Rows from a figure dataset
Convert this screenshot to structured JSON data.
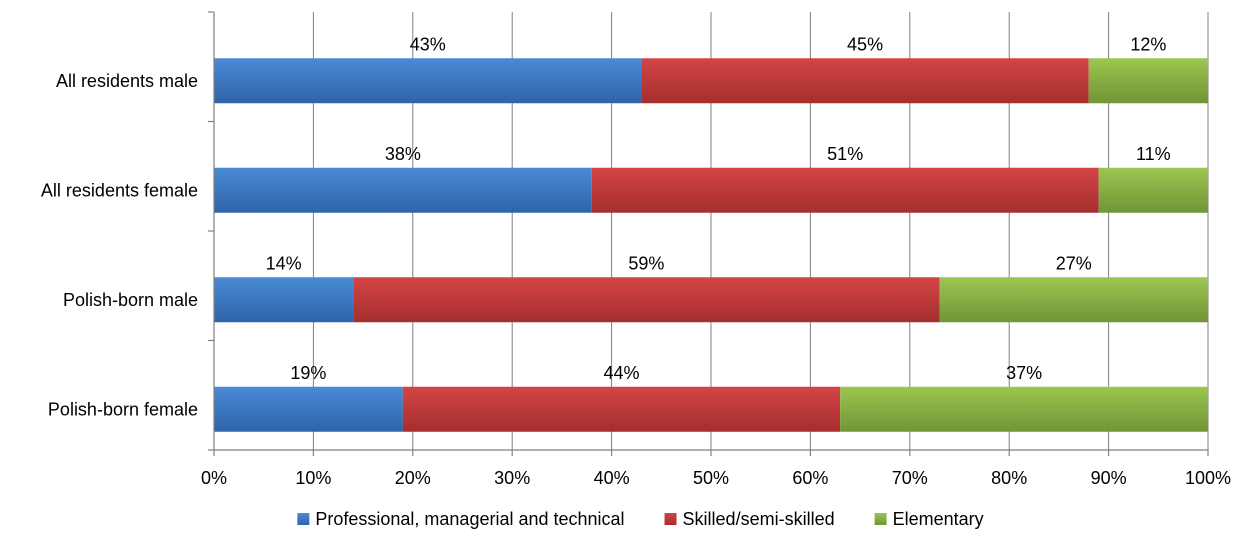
{
  "chart_data": {
    "type": "bar",
    "orientation": "horizontal",
    "stacked": "percent",
    "categories": [
      "All residents male",
      "All residents female",
      "Polish-born male",
      "Polish-born female"
    ],
    "series": [
      {
        "name": "Professional, managerial and technical",
        "values": [
          43,
          38,
          14,
          19
        ],
        "labels": [
          "43%",
          "38%",
          "14%",
          "19%"
        ],
        "color": "#3F7CC8"
      },
      {
        "name": "Skilled/semi-skilled",
        "values": [
          45,
          51,
          59,
          44
        ],
        "labels": [
          "45%",
          "51%",
          "59%",
          "44%"
        ],
        "color": "#C43A3A"
      },
      {
        "name": "Elementary",
        "values": [
          12,
          11,
          27,
          37
        ],
        "labels": [
          "12%",
          "11%",
          "27%",
          "37%"
        ],
        "color": "#8CB545"
      }
    ],
    "xlim": [
      0,
      100
    ],
    "xticks": [
      "0%",
      "10%",
      "20%",
      "30%",
      "40%",
      "50%",
      "60%",
      "70%",
      "80%",
      "90%",
      "100%"
    ],
    "grid": true,
    "legend_position": "bottom",
    "title": "",
    "xlabel": "",
    "ylabel": ""
  }
}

What needs to be done
Go through the listing above and report how many of its lines contain the word "Polish", with only the number as output.

Complete response
2